In the listing below, locate the lines that hold "ｲﾝﾀｰﾈｯﾄ電話" and copy them.

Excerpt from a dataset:

================================

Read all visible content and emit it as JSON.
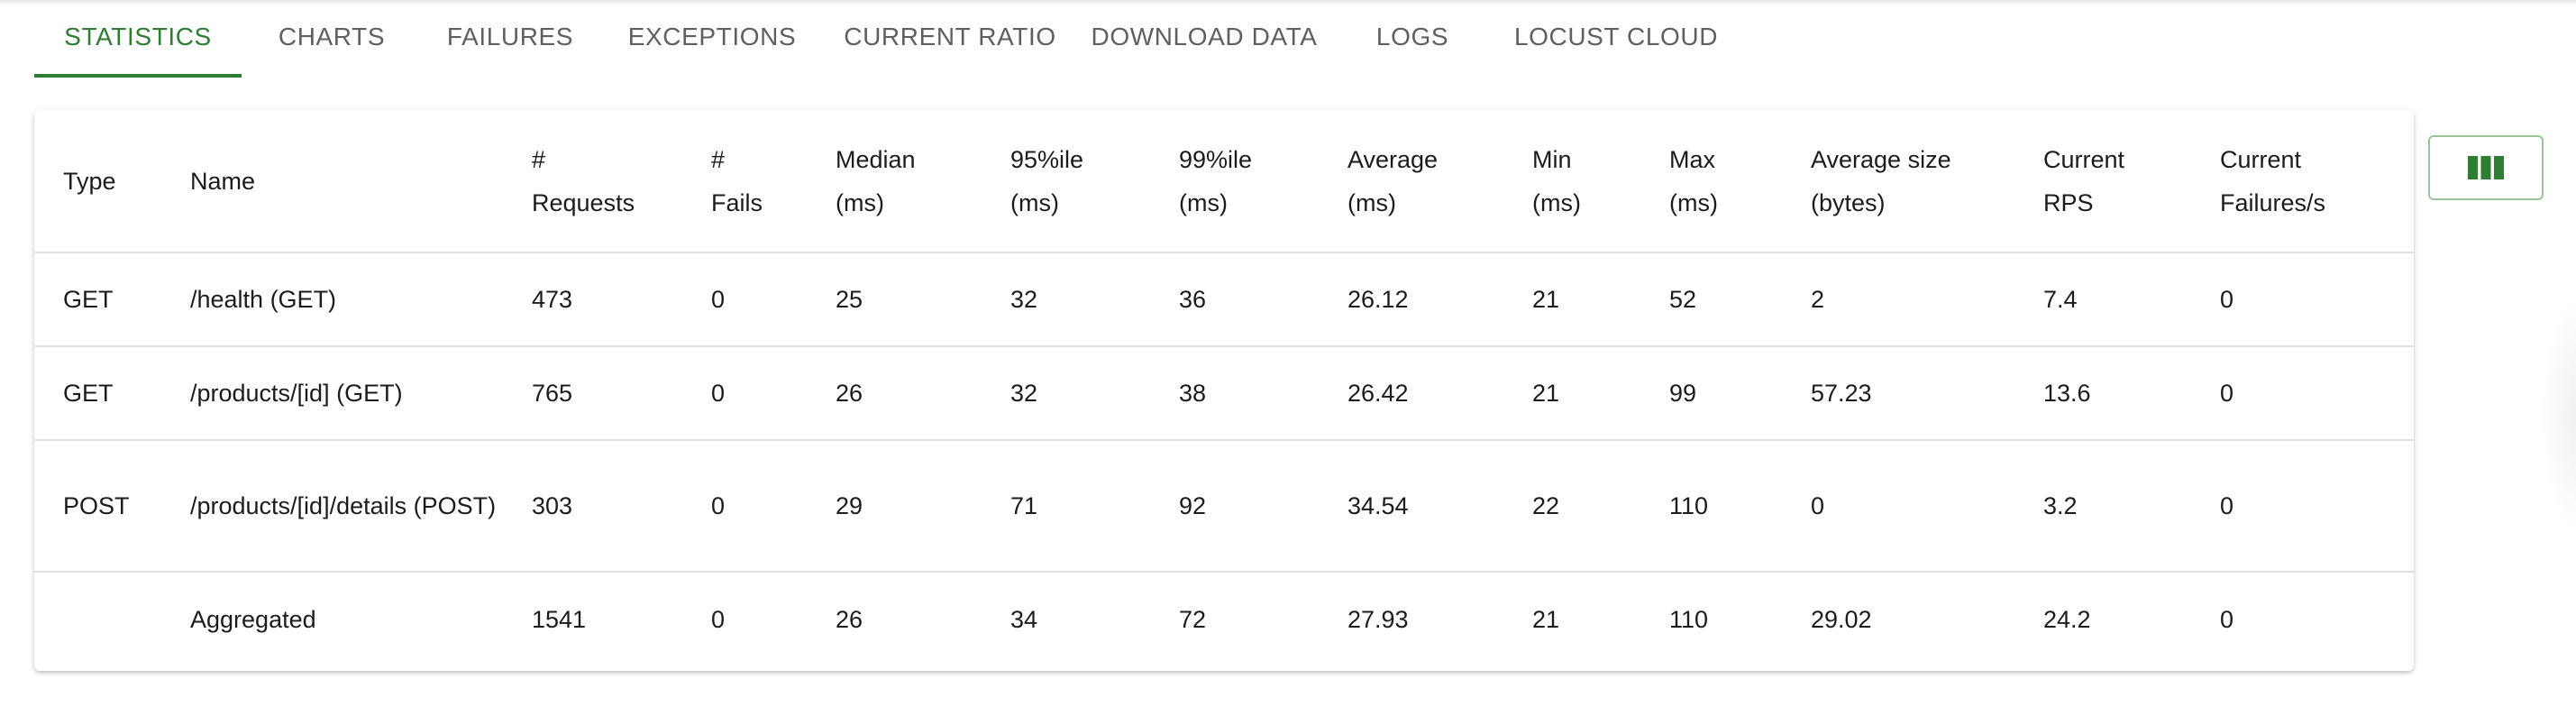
{
  "tabs": [
    {
      "label": "STATISTICS",
      "active": true
    },
    {
      "label": "CHARTS"
    },
    {
      "label": "FAILURES"
    },
    {
      "label": "EXCEPTIONS"
    },
    {
      "label": "CURRENT RATIO"
    },
    {
      "label": "DOWNLOAD DATA"
    },
    {
      "label": "LOGS"
    },
    {
      "label": "LOCUST CLOUD"
    }
  ],
  "table": {
    "headers": [
      "Type",
      "Name",
      "# Requests",
      "# Fails",
      "Median (ms)",
      "95%ile (ms)",
      "99%ile (ms)",
      "Average (ms)",
      "Min (ms)",
      "Max (ms)",
      "Average size (bytes)",
      "Current RPS",
      "Current Failures/s"
    ],
    "rows": [
      [
        "GET",
        "/health (GET)",
        "473",
        "0",
        "25",
        "32",
        "36",
        "26.12",
        "21",
        "52",
        "2",
        "7.4",
        "0"
      ],
      [
        "GET",
        "/products/[id] (GET)",
        "765",
        "0",
        "26",
        "32",
        "38",
        "26.42",
        "21",
        "99",
        "57.23",
        "13.6",
        "0"
      ],
      [
        "POST",
        "/products/[id]/details (POST)",
        "303",
        "0",
        "29",
        "71",
        "92",
        "34.54",
        "22",
        "110",
        "0",
        "3.2",
        "0"
      ],
      [
        "",
        "Aggregated",
        "1541",
        "0",
        "26",
        "34",
        "72",
        "27.93",
        "21",
        "110",
        "29.02",
        "24.2",
        "0"
      ]
    ]
  },
  "column_selector": {
    "icon": "view-column-icon",
    "color": "#2e7d32"
  },
  "colors": {
    "accent": "#2e7d32",
    "tab_text": "#5f5f5f",
    "divider": "#e0e0e0"
  }
}
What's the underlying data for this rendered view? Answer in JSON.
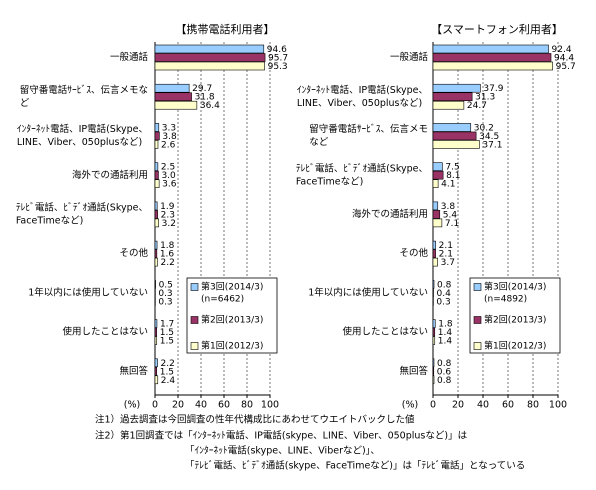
{
  "chart_data": [
    {
      "type": "bar",
      "orientation": "horizontal",
      "title": "【携帯電話利用者】",
      "categories": [
        [
          "一般通話"
        ],
        [
          "留守番電話ｻｰﾋﾞｽ、伝言メモな",
          "ど"
        ],
        [
          "ｲﾝﾀｰﾈｯﾄ電話、IP電話(Skype、",
          "LINE、Viber、050plusなど)"
        ],
        [
          "海外での通話利用"
        ],
        [
          "ﾃﾚﾋﾞ電話、ﾋﾞﾃﾞｵ通話(Skype、",
          "FaceTimeなど)"
        ],
        [
          "その他"
        ],
        [
          "1年以内には使用していない"
        ],
        [
          "使用したことはない"
        ],
        [
          "無回答"
        ]
      ],
      "series": [
        {
          "name": "第3回(2014/3)",
          "color": "#99ccff",
          "values": [
            94.6,
            29.7,
            3.3,
            2.5,
            1.9,
            1.8,
            0.5,
            1.7,
            2.2
          ],
          "value_labels": [
            "94.6",
            "29.7",
            "3.3",
            "2.5",
            "1.9",
            "1.8",
            "0.5",
            "1.7",
            "2.2"
          ]
        },
        {
          "name": "第2回(2013/3)",
          "color": "#993366",
          "values": [
            95.7,
            31.8,
            3.8,
            3.0,
            2.3,
            1.6,
            0.3,
            1.5,
            1.5
          ],
          "value_labels": [
            "95.7",
            "31.8",
            "3.8",
            "3.0",
            "2.3",
            "1.6",
            "0.3",
            "1.5",
            "1.5"
          ]
        },
        {
          "name": "第1回(2012/3)",
          "color": "#ffffcc",
          "values": [
            95.3,
            36.4,
            2.6,
            3.6,
            3.2,
            2.2,
            0.3,
            1.5,
            2.4
          ],
          "value_labels": [
            "95.3",
            "36.4",
            "2.6",
            "3.6",
            "3.2",
            "2.2",
            "0.3",
            "1.5",
            "2.4"
          ]
        }
      ],
      "n_label": "(n=6462)",
      "axis_label": "(%)",
      "xlim": [
        0,
        100
      ],
      "xticks": [
        0,
        20,
        40,
        60,
        80,
        100
      ],
      "grid": true
    },
    {
      "type": "bar",
      "orientation": "horizontal",
      "title": "【スマートフォン利用者】",
      "categories": [
        [
          "一般通話"
        ],
        [
          "ｲﾝﾀｰﾈｯﾄ電話、IP電話(Skype、",
          "LINE、Viber、050plusなど)"
        ],
        [
          "留守番電話ｻｰﾋﾞｽ、伝言メモ",
          "など"
        ],
        [
          "ﾃﾚﾋﾞ電話、ﾋﾞﾃﾞｵ通話(Skype、",
          "FaceTimeなど)"
        ],
        [
          "海外での通話利用"
        ],
        [
          "その他"
        ],
        [
          "1年以内には使用していない"
        ],
        [
          "使用したことはない"
        ],
        [
          "無回答"
        ]
      ],
      "series": [
        {
          "name": "第3回(2014/3)",
          "color": "#99ccff",
          "values": [
            92.4,
            37.9,
            30.2,
            7.5,
            3.8,
            2.1,
            0.8,
            1.8,
            0.8
          ],
          "value_labels": [
            "92.4",
            "37.9",
            "30.2",
            "7.5",
            "3.8",
            "2.1",
            "0.8",
            "1.8",
            "0.8"
          ]
        },
        {
          "name": "第2回(2013/3)",
          "color": "#993366",
          "values": [
            94.4,
            31.3,
            34.5,
            8.1,
            5.4,
            2.1,
            0.4,
            1.4,
            0.6
          ],
          "value_labels": [
            "94.4",
            "31.3",
            "34.5",
            "8.1",
            "5.4",
            "2.1",
            "0.4",
            "1.4",
            "0.6"
          ]
        },
        {
          "name": "第1回(2012/3)",
          "color": "#ffffcc",
          "values": [
            95.7,
            24.7,
            37.1,
            4.1,
            7.1,
            3.7,
            0.3,
            1.4,
            0.8
          ],
          "value_labels": [
            "95.7",
            "24.7",
            "37.1",
            "4.1",
            "7.1",
            "3.7",
            "0.3",
            "1.4",
            "0.8"
          ]
        }
      ],
      "n_label": "(n=4892)",
      "axis_label": "(%)",
      "xlim": [
        0,
        100
      ],
      "xticks": [
        0,
        20,
        40,
        60,
        80,
        100
      ],
      "grid": true
    }
  ],
  "notes": [
    "注1）過去調査は今回調査の性年代構成比にあわせてウエイトバックした値",
    "注2）第1回調査では「ｲﾝﾀｰﾈｯﾄ電話、IP電話(skype、LINE、Viber、050plusなど)」は",
    "「ｲﾝﾀｰﾈｯﾄ電話(skype、LINE、Viberなど)」、",
    "「ﾃﾚﾋﾞ電話、ﾋﾞﾃﾞｵ通話(skype、FaceTimeなど)」は「ﾃﾚﾋﾞ電話」となっている"
  ]
}
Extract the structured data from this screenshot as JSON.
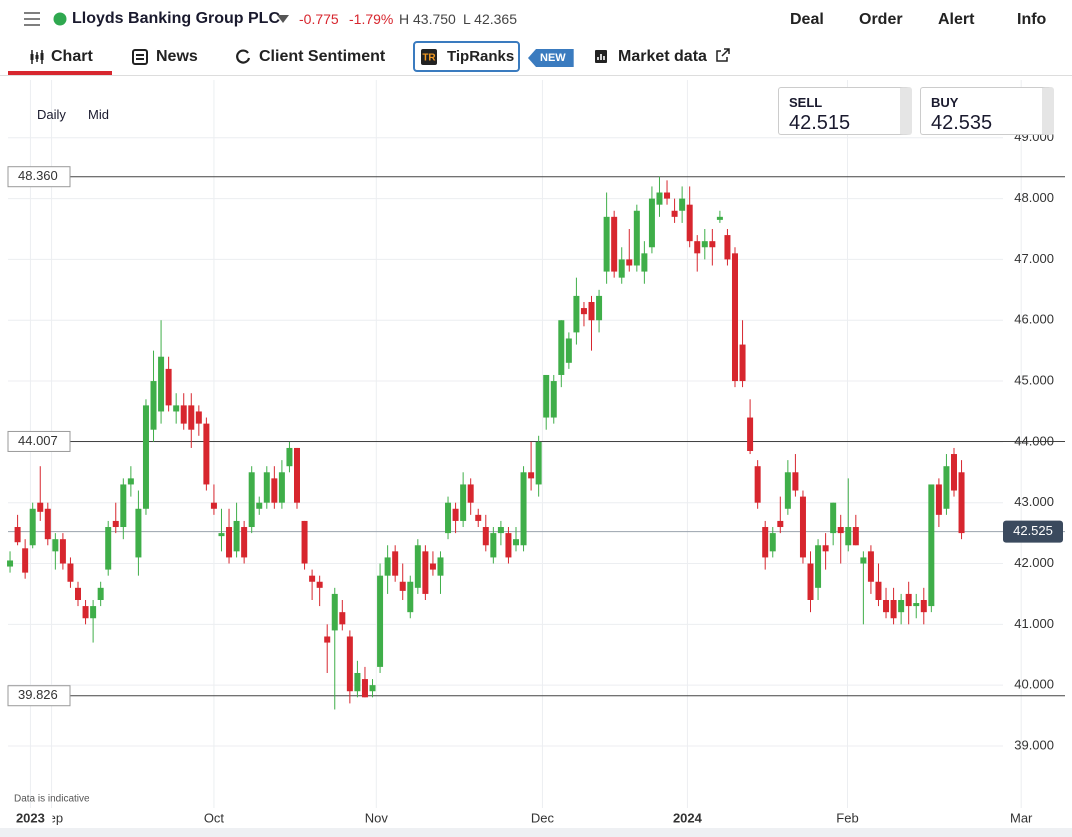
{
  "header": {
    "title": "Lloyds Banking Group PLC",
    "change": "-0.775",
    "change_pct": "-1.79%",
    "high": "H 43.750",
    "low": "L 42.365",
    "actions": [
      "Deal",
      "Order",
      "Alert",
      "Info"
    ]
  },
  "tabs": [
    "Chart",
    "News",
    "Client Sentiment",
    "TipRanks",
    "NEW",
    "Market data"
  ],
  "controls": {
    "interval": "Daily",
    "price_type": "Mid"
  },
  "quote": {
    "sell_label": "SELL",
    "sell": "42.515",
    "buy_label": "BUY",
    "buy": "42.535"
  },
  "chart_data": {
    "type": "candlestick",
    "up_color": "#3fae49",
    "down_color": "#d7262e",
    "note": "Data is indicative",
    "ylim": [
      37.98,
      49.95
    ],
    "yticks": [
      {
        "value": 39,
        "label": "39.000"
      },
      {
        "value": 40,
        "label": "40.000"
      },
      {
        "value": 41,
        "label": "41.000"
      },
      {
        "value": 42,
        "label": "42.000"
      },
      {
        "value": 43,
        "label": "43.000"
      },
      {
        "value": 44,
        "label": "44.000"
      },
      {
        "value": 45,
        "label": "45.000"
      },
      {
        "value": 46,
        "label": "46.000"
      },
      {
        "value": 47,
        "label": "47.000"
      },
      {
        "value": 48,
        "label": "48.000"
      },
      {
        "value": 49,
        "label": "49.000"
      }
    ],
    "xlim": [
      -0.27,
      139.7
    ],
    "xticks": [
      {
        "value": 5.5,
        "label": "Sep"
      },
      {
        "value": 27,
        "label": "Oct"
      },
      {
        "value": 48.5,
        "label": "Nov"
      },
      {
        "value": 70.5,
        "label": "Dec"
      },
      {
        "value": 110.9,
        "label": "Feb"
      },
      {
        "value": 133.9,
        "label": "Mar"
      }
    ],
    "year_ticks": [
      {
        "value": 2.7,
        "label": "2023"
      },
      {
        "value": 89.7,
        "label": "2024"
      }
    ],
    "levels": [
      {
        "value": 48.36,
        "label": "48.360"
      },
      {
        "value": 44.007,
        "label": "44.007"
      },
      {
        "value": 39.826,
        "label": "39.826"
      }
    ],
    "last_price": {
      "value": 42.525,
      "label": "42.525"
    },
    "candles": [
      [
        41.95,
        42.2,
        41.85,
        42.05
      ],
      [
        42.6,
        42.8,
        42.3,
        42.35
      ],
      [
        42.25,
        42.4,
        41.75,
        41.85
      ],
      [
        42.3,
        43.0,
        42.25,
        42.9
      ],
      [
        43.0,
        43.6,
        42.7,
        42.85
      ],
      [
        42.9,
        43.0,
        42.3,
        42.4
      ],
      [
        42.2,
        42.5,
        41.9,
        42.4
      ],
      [
        42.4,
        42.5,
        41.9,
        42.0
      ],
      [
        42.0,
        42.1,
        41.6,
        41.7
      ],
      [
        41.6,
        41.7,
        41.3,
        41.4
      ],
      [
        41.3,
        41.4,
        41.0,
        41.1
      ],
      [
        41.1,
        41.4,
        40.7,
        41.3
      ],
      [
        41.4,
        41.7,
        41.3,
        41.6
      ],
      [
        41.9,
        42.7,
        41.8,
        42.6
      ],
      [
        42.7,
        43.0,
        42.5,
        42.6
      ],
      [
        42.6,
        43.4,
        42.4,
        43.3
      ],
      [
        43.3,
        43.6,
        43.1,
        43.4
      ],
      [
        42.1,
        43.2,
        41.8,
        42.9
      ],
      [
        42.9,
        44.7,
        42.8,
        44.6
      ],
      [
        44.2,
        45.5,
        44.0,
        45.0
      ],
      [
        44.5,
        46.0,
        44.3,
        45.4
      ],
      [
        45.2,
        45.4,
        44.5,
        44.6
      ],
      [
        44.5,
        44.8,
        44.3,
        44.6
      ],
      [
        44.6,
        44.8,
        44.2,
        44.3
      ],
      [
        44.6,
        44.8,
        43.9,
        44.2
      ],
      [
        44.5,
        44.6,
        44.1,
        44.3
      ],
      [
        44.3,
        44.4,
        43.2,
        43.3
      ],
      [
        43.0,
        43.3,
        42.8,
        42.9
      ],
      [
        42.45,
        42.9,
        42.2,
        42.5
      ],
      [
        42.6,
        42.9,
        42.0,
        42.1
      ],
      [
        42.2,
        43.0,
        42.1,
        42.7
      ],
      [
        42.6,
        42.7,
        42.0,
        42.1
      ],
      [
        42.6,
        43.6,
        42.5,
        43.5
      ],
      [
        42.9,
        43.1,
        42.8,
        43.0
      ],
      [
        43.0,
        43.6,
        42.9,
        43.5
      ],
      [
        43.4,
        43.6,
        42.9,
        43.0
      ],
      [
        43.0,
        43.7,
        42.9,
        43.5
      ],
      [
        43.6,
        44.0,
        43.5,
        43.9
      ],
      [
        43.9,
        43.9,
        42.9,
        43.0
      ],
      [
        42.7,
        42.7,
        41.9,
        42.0
      ],
      [
        41.8,
        41.9,
        41.4,
        41.7
      ],
      [
        41.7,
        41.8,
        41.3,
        41.6
      ],
      [
        40.8,
        41.0,
        40.2,
        40.7
      ],
      [
        40.9,
        41.6,
        39.6,
        41.5
      ],
      [
        41.2,
        41.4,
        40.9,
        41.0
      ],
      [
        40.8,
        40.9,
        39.7,
        39.9
      ],
      [
        39.9,
        40.4,
        39.8,
        40.2
      ],
      [
        40.1,
        40.3,
        39.8,
        39.8
      ],
      [
        39.9,
        40.1,
        39.8,
        40.0
      ],
      [
        40.3,
        42.0,
        40.2,
        41.8
      ],
      [
        41.8,
        42.3,
        41.5,
        42.1
      ],
      [
        42.2,
        42.3,
        41.7,
        41.8
      ],
      [
        41.7,
        42.0,
        41.4,
        41.55
      ],
      [
        41.2,
        41.8,
        41.1,
        41.7
      ],
      [
        41.6,
        42.4,
        41.5,
        42.3
      ],
      [
        42.2,
        42.3,
        41.4,
        41.5
      ],
      [
        42.0,
        42.2,
        41.8,
        41.9
      ],
      [
        41.8,
        42.2,
        41.5,
        42.1
      ],
      [
        42.5,
        43.1,
        42.4,
        43.0
      ],
      [
        42.9,
        43.0,
        42.5,
        42.7
      ],
      [
        42.7,
        43.5,
        42.6,
        43.3
      ],
      [
        43.3,
        43.4,
        42.8,
        43.0
      ],
      [
        42.8,
        42.9,
        42.6,
        42.7
      ],
      [
        42.6,
        42.8,
        42.2,
        42.3
      ],
      [
        42.1,
        42.6,
        42.0,
        42.5
      ],
      [
        42.5,
        42.7,
        42.3,
        42.6
      ],
      [
        42.5,
        42.6,
        42.0,
        42.1
      ],
      [
        42.3,
        42.6,
        42.2,
        42.4
      ],
      [
        42.3,
        43.6,
        42.2,
        43.5
      ],
      [
        43.5,
        44.0,
        43.2,
        43.4
      ],
      [
        43.3,
        44.1,
        43.1,
        44.0
      ],
      [
        44.4,
        45.1,
        44.2,
        45.1
      ],
      [
        44.4,
        45.1,
        44.3,
        45.0
      ],
      [
        45.1,
        46.0,
        44.9,
        46.0
      ],
      [
        45.3,
        45.8,
        45.2,
        45.7
      ],
      [
        45.8,
        46.7,
        45.6,
        46.4
      ],
      [
        46.2,
        46.3,
        45.9,
        46.1
      ],
      [
        46.3,
        46.4,
        45.5,
        46.0
      ],
      [
        46.0,
        46.5,
        45.8,
        46.4
      ],
      [
        46.8,
        48.1,
        46.6,
        47.7
      ],
      [
        47.7,
        47.8,
        46.7,
        46.8
      ],
      [
        46.7,
        47.2,
        46.6,
        47.0
      ],
      [
        47.0,
        47.5,
        46.8,
        46.9
      ],
      [
        46.9,
        47.9,
        46.8,
        47.8
      ],
      [
        46.8,
        47.3,
        46.6,
        47.1
      ],
      [
        47.2,
        48.2,
        47.1,
        48.0
      ],
      [
        47.9,
        48.36,
        47.7,
        48.1
      ],
      [
        48.1,
        48.3,
        47.9,
        48.0
      ],
      [
        47.8,
        48.0,
        47.6,
        47.7
      ],
      [
        47.8,
        48.2,
        47.6,
        48.0
      ],
      [
        47.9,
        48.2,
        47.2,
        47.3
      ],
      [
        47.3,
        47.4,
        46.8,
        47.1
      ],
      [
        47.2,
        47.5,
        47.0,
        47.3
      ],
      [
        47.3,
        47.5,
        46.9,
        47.2
      ],
      [
        47.65,
        47.8,
        47.6,
        47.7
      ],
      [
        47.4,
        47.5,
        46.9,
        47.0
      ],
      [
        47.1,
        47.2,
        44.9,
        45.0
      ],
      [
        45.6,
        46.0,
        44.9,
        45.0
      ],
      [
        44.4,
        44.7,
        43.8,
        43.85
      ],
      [
        43.6,
        43.7,
        42.9,
        43.0
      ],
      [
        42.6,
        42.7,
        41.9,
        42.1
      ],
      [
        42.2,
        42.6,
        42.1,
        42.5
      ],
      [
        42.7,
        43.1,
        42.5,
        42.6
      ],
      [
        42.9,
        43.7,
        42.8,
        43.5
      ],
      [
        43.5,
        43.8,
        43.1,
        43.2
      ],
      [
        43.1,
        43.2,
        42.0,
        42.1
      ],
      [
        42.0,
        42.2,
        41.2,
        41.4
      ],
      [
        41.6,
        42.4,
        41.4,
        42.3
      ],
      [
        42.3,
        42.5,
        41.9,
        42.2
      ],
      [
        42.5,
        43.0,
        42.3,
        43.0
      ],
      [
        42.6,
        42.8,
        42.0,
        42.5
      ],
      [
        42.3,
        43.4,
        42.2,
        42.6
      ],
      [
        42.6,
        42.8,
        42.3,
        42.3
      ],
      [
        42.0,
        42.2,
        41.0,
        42.1
      ],
      [
        42.2,
        42.3,
        41.5,
        41.7
      ],
      [
        41.7,
        42.0,
        41.3,
        41.4
      ],
      [
        41.4,
        41.6,
        41.1,
        41.2
      ],
      [
        41.4,
        41.6,
        41.0,
        41.1
      ],
      [
        41.2,
        41.5,
        41.0,
        41.4
      ],
      [
        41.5,
        41.7,
        41.0,
        41.3
      ],
      [
        41.3,
        41.5,
        41.1,
        41.35
      ],
      [
        41.4,
        41.6,
        41.0,
        41.2
      ],
      [
        41.3,
        43.3,
        41.2,
        43.3
      ],
      [
        43.3,
        43.4,
        42.6,
        42.8
      ],
      [
        42.9,
        43.8,
        42.8,
        43.6
      ],
      [
        43.8,
        43.9,
        43.1,
        43.2
      ],
      [
        43.5,
        43.7,
        42.4,
        42.5
      ]
    ]
  }
}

================================

** Output for this task **
          "ｲﾝﾀｰﾈｯﾄ電話、IP電話(Skype、",
          "ｲﾝﾀｰﾈｯﾄ電話、IP電話(Skype、",
    "注2）第1回調査では「ｲﾝﾀｰﾈｯﾄ電話、IP電話(skype、LINE、Viber、050plusなど)」は",
    "「ｲﾝﾀｰﾈｯﾄ電話(skype、LINE、Viberなど)」、",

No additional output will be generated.